### Excerpted records:
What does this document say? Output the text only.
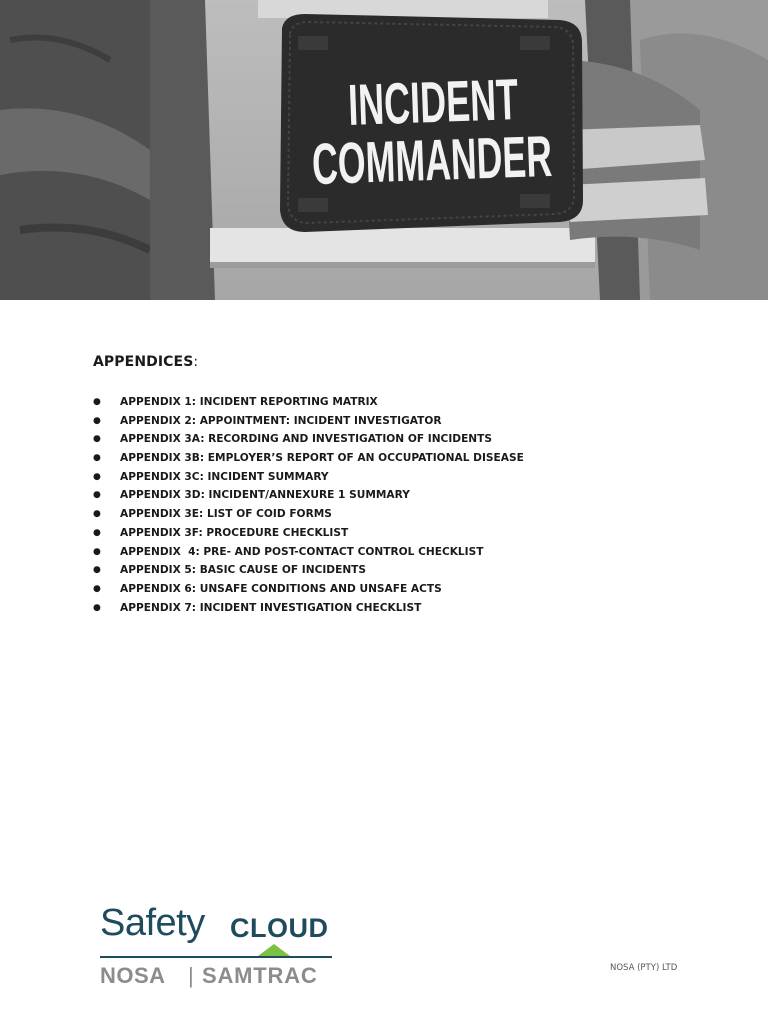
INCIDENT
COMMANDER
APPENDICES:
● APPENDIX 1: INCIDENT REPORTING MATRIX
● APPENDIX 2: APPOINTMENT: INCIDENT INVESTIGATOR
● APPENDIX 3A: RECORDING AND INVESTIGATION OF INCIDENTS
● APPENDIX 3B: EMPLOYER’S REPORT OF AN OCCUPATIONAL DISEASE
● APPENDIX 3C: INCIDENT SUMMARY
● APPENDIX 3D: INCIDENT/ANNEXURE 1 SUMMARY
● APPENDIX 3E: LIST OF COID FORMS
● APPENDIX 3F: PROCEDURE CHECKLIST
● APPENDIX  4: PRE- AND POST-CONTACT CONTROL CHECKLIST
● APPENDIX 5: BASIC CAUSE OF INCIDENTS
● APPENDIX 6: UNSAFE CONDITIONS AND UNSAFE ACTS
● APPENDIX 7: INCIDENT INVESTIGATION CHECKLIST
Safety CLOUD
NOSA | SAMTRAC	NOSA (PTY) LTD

### Exercise details:
Go through the listing above and write it all out exactly, leaving out any picture.

### Response:
What does this document say? Output the text only.
INCIDENT
COMMANDER
APPENDICES:
● APPENDIX 1: INCIDENT REPORTING MATRIX
● APPENDIX 2: APPOINTMENT: INCIDENT INVESTIGATOR
● APPENDIX 3A: RECORDING AND INVESTIGATION OF INCIDENTS
● APPENDIX 3B: EMPLOYER’S REPORT OF AN OCCUPATIONAL DISEASE
● APPENDIX 3C: INCIDENT SUMMARY
● APPENDIX 3D: INCIDENT/ANNEXURE 1 SUMMARY
● APPENDIX 3E: LIST OF COID FORMS
● APPENDIX 3F: PROCEDURE CHECKLIST
● APPENDIX  4: PRE- AND POST-CONTACT CONTROL CHECKLIST
● APPENDIX 5: BASIC CAUSE OF INCIDENTS
● APPENDIX 6: UNSAFE CONDITIONS AND UNSAFE ACTS
● APPENDIX 7: INCIDENT INVESTIGATION CHECKLIST
Safety CLOUD
NOSA | SAMTRAC	NOSA (PTY) LTD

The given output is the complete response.